> Work instructions
A - In the question-answering tutorial excerpt, list every keyword argument passed to pc.create_index in the code.
B - In the question-answering tutorial excerpt, rewrite the paragraph that begins "The retriever will generate embeddings in a way" more briefly, keeping its main facts.
C - Carry the question-answering tutorial excerpt forward from its final sentence.

> Document segment

===

Now we create a new index called "question-answering" — we can name the index anything we want. We specify the metric type as "cosine" and dimension as 384 because the retriever we use to generate context embeddings is optimized for cosine similarity and outputs 384-dimension vectors.

In [10]:
index_name = "extractive-question-answering"

# check if the "extractive-question-answering" index exists
if index_name not in pc.list_indexes().names():
    # create the index if it does not exist
    pc.create_index(
        name=index_name,
        dimension=384,  # dimension of the embedding
        metric="cosine",
        spec=spec
    )

# connect to the "extractive-question-answering" index we created
index = pc.Index(index_name)

# Initialize Retriever

Next, we need to initialize our retriever. The retriever will mainly do two things:

- Generate embeddings for all context passages (context vectors/embeddings)
- Generate embeddings for our questions (query vector/embedding)

The retriever will generate embeddings in a way that the questions and context passages containing answers to our questions are nearby in the vector space. We can use cosine similarity to calculate the similarity between the query and context embeddings to find the context passages that contain potential answers to our question.

We will use a SentenceTransformer model named ``multi-qa-MiniLM-L6-cos-v1`` designed for semantic search and trained on 215M (question, answer) pairs from diverse sources as our retriever.

===

> Data provided
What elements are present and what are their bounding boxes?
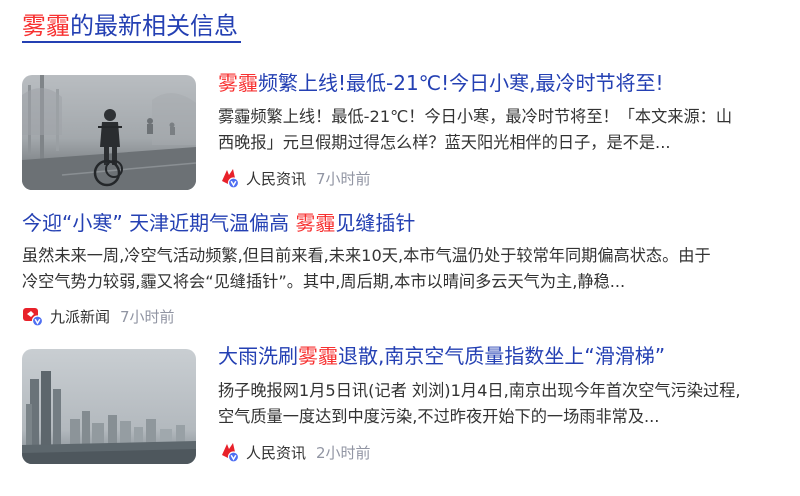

===

> Answers for the tasks
A -
- name
- dimension
- metric
- spec

B - The retriever places questions and the context passages that answer them close together in vector space. Cosine similarity between the query and context embeddings then identifies the passages likely to hold an answer.

C -
In [11]:
import torch
from sentence_transformers import SentenceTransformer

# set device to GPU if available
device = 'cuda' if torch.cuda.is_available() else 'cpu'
# load the retriever model from huggingface model hub
retriever = SentenceTransformer('multi-qa-MiniLM-L6-cos-v1').to(device)


 #use the 'multi-qa-MiniLM-L6-cos-v1' model from HuggingFace to build the retriever
retriever



SentenceTransformer(
  (0): Transformer({'max_seq_length': 512, 'do_lower_case': False}) with Transformer model: BertModel 
  (1): Pooling({'word_embedding_dimension': 384, 'pooling_mode_cls_token': False, 'pooling_mode_mean_tokens': True, 'pooling_mode_max_tokens': False, 'pooling_mode_mean_sqrt_len_tokens': False, 'pooling_mode_weightedmean_tokens': False, 'pooling_mode_lasttoken': False, 'include_prompt': True})
  (2): Normalize()
)

In [12]:
pc.describe_index("extractive-question-answering")['dimension']

384

# Generate Embeddings and Upsert

Next, we need to generate embeddings for the context passages. We will do this in batches to help us more quickly generate embeddings and upload them to the Pinecone index. When passing the documents to Pinecone, we need an id (a unique value), context embedding, and metadata for each document representing context passages in the dataset. The metadata is a dictionary containing data relevant to our embeddings, such as the article title, context passage, etc.

In [13]:
from tqdm.auto import tqdm

# we will use batches of 64
batch_size = 64

for i in tqdm(range(0, len(df), batch_size)):
    # find end of batch
    end = i + batch_size
    # extract batch
    batch = df.iloc[i:end]
    # generate embeddings for batch
    emb = retriever.encode(batch["context"].tolist(), device=device).tolist()
    # get metadata
    meta = [{"title": t, "context": c} for t, c in zip(batch["title"], batch["context"])]
    # create unique IDs
    ids = [str(j) for j in range(i, end)]
    # add all to upsert list
    to_upsert = list(zip(ids, emb, meta))
    # upsert/insert these records to pinecone
    _ = index.upsert(vectors=to_upsert)

# check that we have all vectors in index
index.describe_index_stats()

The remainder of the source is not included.